● Problem to solve
Show all lines holding "size".

[Figure record listings]
____________________
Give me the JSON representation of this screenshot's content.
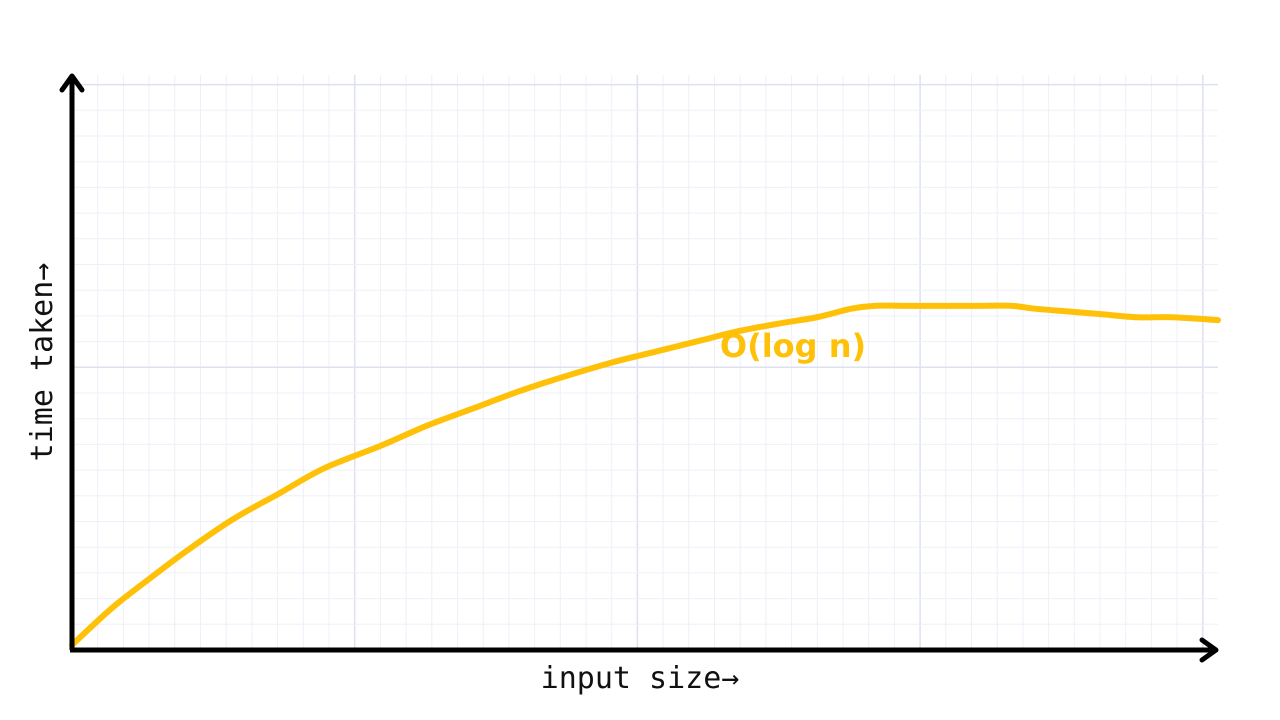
{
  "chart_data": {
    "type": "line",
    "title": "",
    "xlabel": "input size→",
    "ylabel": "time taken→",
    "grid": true,
    "legend": "none",
    "colors": {
      "series": "#FFC107",
      "axis": "#000000",
      "grid_minor": "#EEF0F8",
      "grid_major": "#DDE1F2"
    },
    "xlim": [
      0,
      1
    ],
    "ylim": [
      0,
      1
    ],
    "series": [
      {
        "label": "O(log n)",
        "x": [
          0.0,
          0.035,
          0.07,
          0.1,
          0.14,
          0.18,
          0.22,
          0.27,
          0.31,
          0.35,
          0.39,
          0.42,
          0.47,
          0.51,
          0.55,
          0.58,
          0.62,
          0.65,
          0.68,
          0.7,
          0.73,
          0.76,
          0.79,
          0.82,
          0.84,
          0.87,
          0.9,
          0.93,
          0.96,
          1.0
        ],
        "y": [
          0.0,
          0.065,
          0.12,
          0.165,
          0.22,
          0.265,
          0.31,
          0.35,
          0.385,
          0.415,
          0.445,
          0.465,
          0.495,
          0.515,
          0.535,
          0.55,
          0.565,
          0.575,
          0.59,
          0.595,
          0.595,
          0.595,
          0.595,
          0.595,
          0.59,
          0.585,
          0.58,
          0.575,
          0.575,
          0.57
        ]
      }
    ]
  }
}
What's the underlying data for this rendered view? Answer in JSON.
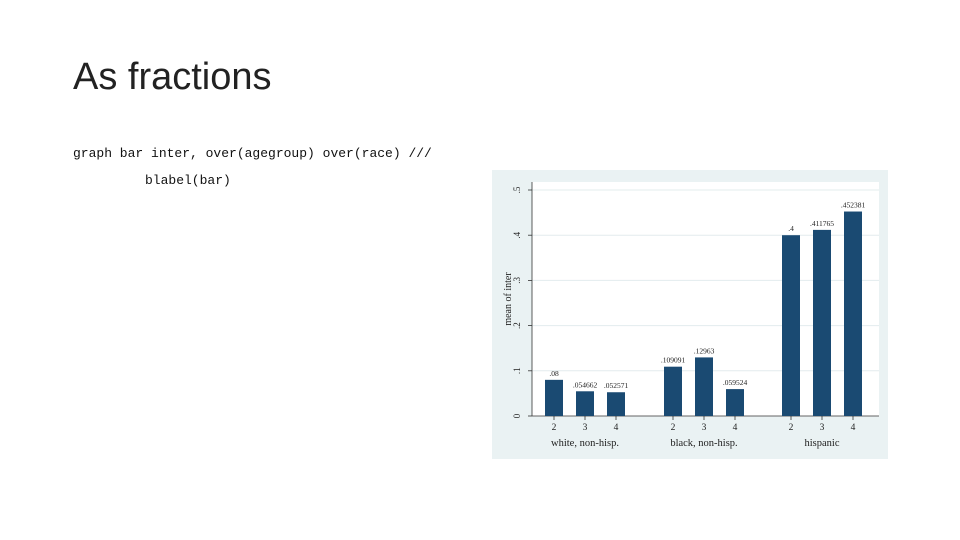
{
  "slide": {
    "title": "As fractions",
    "code_line1": "graph bar inter, over(agegroup) over(race) ///",
    "code_line2": "blabel(bar)"
  },
  "chart_data": {
    "type": "bar",
    "ylabel": "mean of inter",
    "ylim": [
      0,
      0.5
    ],
    "yticks": [
      0,
      0.1,
      0.2,
      0.3,
      0.4,
      0.5
    ],
    "ytick_labels": [
      "0",
      ".1",
      ".2",
      ".3",
      ".4",
      ".5"
    ],
    "grid": true,
    "groups": [
      {
        "name": "white, non-hisp.",
        "categories": [
          "2",
          "3",
          "4"
        ],
        "values": [
          0.08,
          0.054662,
          0.052571
        ],
        "labels": [
          ".08",
          ".054662",
          ".052571"
        ]
      },
      {
        "name": "black, non-hisp.",
        "categories": [
          "2",
          "3",
          "4"
        ],
        "values": [
          0.109091,
          0.12963,
          0.059524
        ],
        "labels": [
          ".109091",
          ".12963",
          ".059524"
        ]
      },
      {
        "name": "hispanic",
        "categories": [
          "2",
          "3",
          "4"
        ],
        "values": [
          0.4,
          0.411765,
          0.452381
        ],
        "labels": [
          ".4",
          ".411765",
          ".452381"
        ]
      }
    ],
    "bar_color": "#1a4a72",
    "panel_bg": "#eaf2f3",
    "plot_bg": "#ffffff"
  }
}
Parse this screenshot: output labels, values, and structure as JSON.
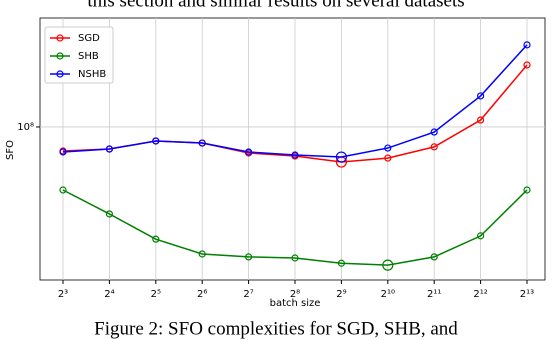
{
  "header_text": "this section and similar results on several datasets",
  "chart_data": {
    "type": "line",
    "x_label": "batch size",
    "y_label": "SFO",
    "log_scale_y": true,
    "grid": true,
    "legend": "upper left",
    "categories": [
      "2³",
      "2⁴",
      "2⁵",
      "2⁶",
      "2⁷",
      "2⁸",
      "2⁹",
      "2¹⁰",
      "2¹¹",
      "2¹²",
      "2¹³"
    ],
    "series": [
      {
        "name": "SGD",
        "color": "#ff0000",
        "values": [
          87000000,
          88000000,
          92200000,
          91100000,
          86000000,
          84500000,
          81600000,
          83500000,
          89100000,
          104100000,
          143200000
        ]
      },
      {
        "name": "SHB",
        "color": "#008000",
        "values": [
          69400000,
          60400000,
          52200000,
          47900000,
          47100000,
          46800000,
          45400000,
          44900000,
          47100000,
          53200000,
          69400000
        ]
      },
      {
        "name": "NSHB",
        "color": "#0000ff",
        "values": [
          86500000,
          88000000,
          92200000,
          91100000,
          86500000,
          85000000,
          84000000,
          88500000,
          97100000,
          119700000,
          160900000
        ]
      }
    ],
    "ylim": [
      41200000,
      188000000
    ],
    "yticks": [
      {
        "value": 100000000,
        "label": "10⁸"
      }
    ]
  },
  "caption": "Figure 2: SFO complexities for SGD, SHB, and"
}
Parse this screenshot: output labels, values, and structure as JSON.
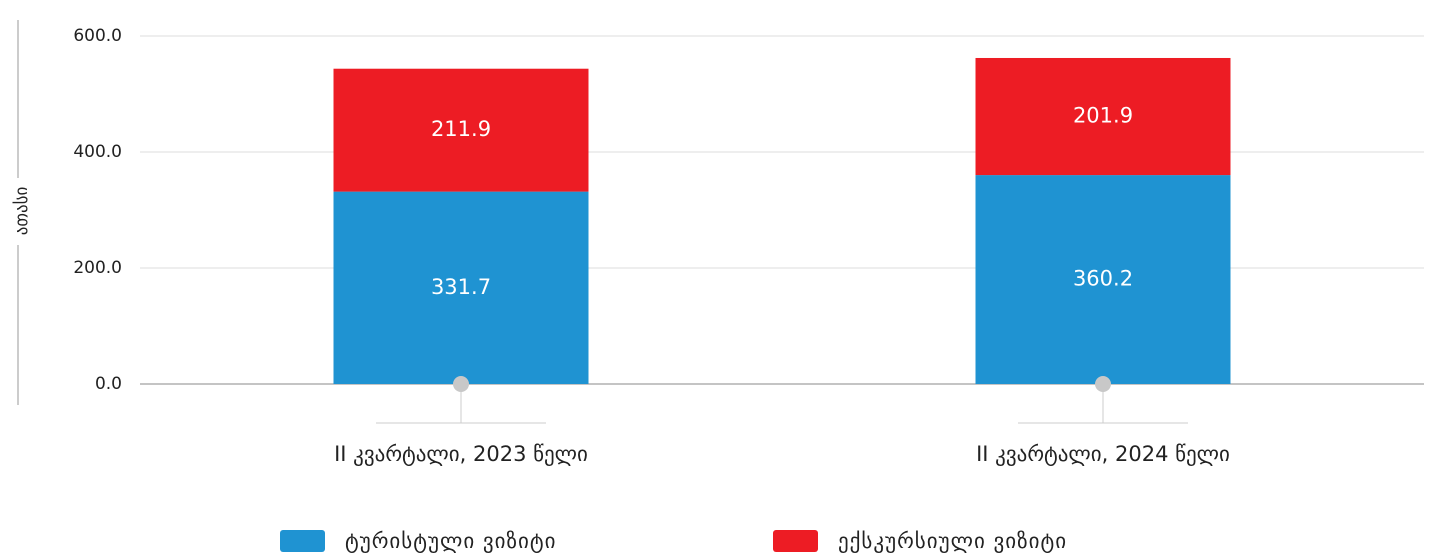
{
  "chart_data": {
    "type": "stacked_bar",
    "y_label": "ათასი",
    "categories": [
      "II კვარტალი, 2023 წელი",
      "II კვარტალი, 2024 წელი"
    ],
    "series": [
      {
        "name": "ტურისტული ვიზიტი",
        "color": "#1f93d2",
        "values": [
          331.7,
          360.2
        ]
      },
      {
        "name": "ექსკურსიული ვიზიტი",
        "color": "#ed1c24",
        "values": [
          211.9,
          201.9
        ]
      }
    ],
    "ylim": [
      0,
      600
    ],
    "yticks": [
      {
        "value": 0,
        "label": "0.0"
      },
      {
        "value": 200,
        "label": "200.0"
      },
      {
        "value": 400,
        "label": "400.0"
      },
      {
        "value": 600,
        "label": "600.0"
      }
    ],
    "grid": true
  }
}
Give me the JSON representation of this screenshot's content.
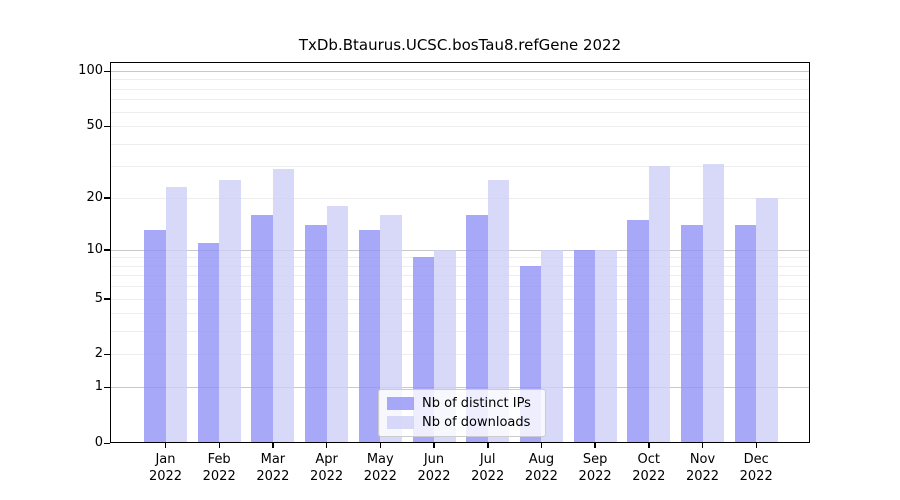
{
  "chart_data": {
    "type": "bar",
    "title": "TxDb.Btaurus.UCSC.bosTau8.refGene 2022",
    "categories": [
      "Jan",
      "Feb",
      "Mar",
      "Apr",
      "May",
      "Jun",
      "Jul",
      "Aug",
      "Sep",
      "Oct",
      "Nov",
      "Dec"
    ],
    "year_label": "2022",
    "series": [
      {
        "name": "Nb of distinct IPs",
        "color": "#9292f6",
        "fill_opacity": 0.8,
        "values": [
          13,
          11,
          16,
          14,
          13,
          9,
          16,
          8,
          10,
          15,
          14,
          14
        ]
      },
      {
        "name": "Nb of downloads",
        "color": "#cecef7",
        "fill_opacity": 0.8,
        "values": [
          23,
          25,
          29,
          18,
          16,
          10,
          25,
          10,
          10,
          30,
          31,
          20
        ]
      }
    ],
    "xlabel": "",
    "ylabel": "",
    "yscale": "log10(1+x)",
    "ylim": [
      0,
      113
    ],
    "yticks": [
      100,
      50,
      20,
      10,
      5,
      2,
      1,
      0
    ],
    "grid": {
      "show": true,
      "minor_color": "#ededed",
      "major_color": "#c9c9c9",
      "major_at": [
        1,
        10,
        100
      ]
    },
    "legend_position": "inside-bottom-center"
  }
}
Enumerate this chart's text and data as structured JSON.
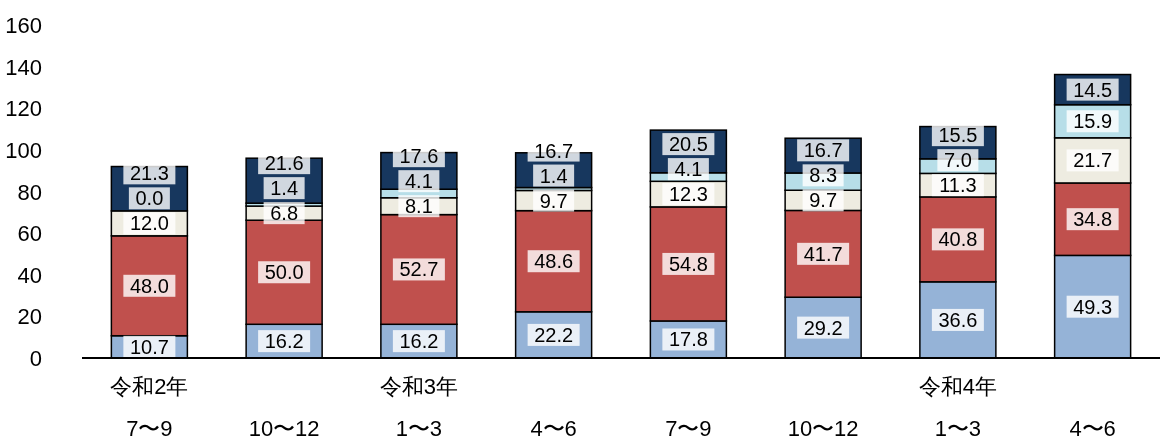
{
  "chart_data": {
    "type": "bar",
    "stacked": true,
    "categories": [
      "令和2年\n7〜9",
      "10〜12",
      "令和3年\n1〜3",
      "4〜6",
      "7〜9",
      "10〜12",
      "令和4年\n1〜3",
      "4〜6"
    ],
    "ylim": [
      0,
      160
    ],
    "yticks": [
      0,
      20,
      40,
      60,
      80,
      100,
      120,
      140,
      160
    ],
    "grid": false,
    "series": [
      {
        "color": "#95b3d7",
        "values": [
          10.7,
          16.2,
          16.2,
          22.2,
          17.8,
          29.2,
          36.6,
          49.3
        ],
        "value_labels": [
          "10.7",
          "16.2",
          "16.2",
          "22.2",
          "17.8",
          "29.2",
          "36.6",
          "49.3"
        ]
      },
      {
        "color": "#c0504d",
        "values": [
          48.0,
          50.0,
          52.7,
          48.6,
          54.8,
          41.7,
          40.8,
          34.8
        ],
        "value_labels": [
          "48.0",
          "50.0",
          "52.7",
          "48.6",
          "54.8",
          "41.7",
          "40.8",
          "34.8"
        ]
      },
      {
        "color": "#eeece1",
        "values": [
          12.0,
          6.8,
          8.1,
          9.7,
          12.3,
          9.7,
          11.3,
          21.7
        ],
        "value_labels": [
          "12.0",
          "6.8",
          "8.1",
          "9.7",
          "12.3",
          "9.7",
          "11.3",
          "21.7"
        ]
      },
      {
        "color": "#b7dee8",
        "values": [
          0.0,
          1.4,
          4.1,
          1.4,
          4.1,
          8.3,
          7.0,
          15.9
        ],
        "value_labels": [
          "0.0",
          "1.4",
          "4.1",
          "1.4",
          "4.1",
          "8.3",
          "7.0",
          "15.9"
        ]
      },
      {
        "color": "#17375e",
        "values": [
          21.3,
          21.6,
          17.6,
          16.7,
          20.5,
          16.7,
          15.5,
          14.5
        ],
        "value_labels": [
          "21.3",
          "21.6",
          "17.6",
          "16.7",
          "20.5",
          "16.7",
          "15.5",
          "14.5"
        ]
      }
    ]
  }
}
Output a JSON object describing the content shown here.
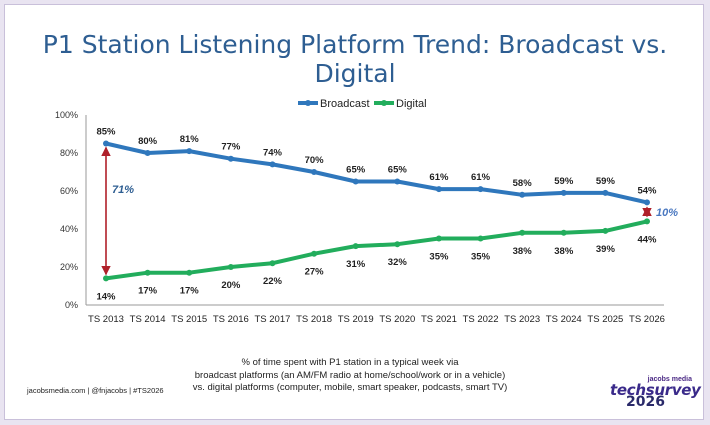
____________________
● Answer in full
    "xlabel": "input size→",
    "x_label": "batch size",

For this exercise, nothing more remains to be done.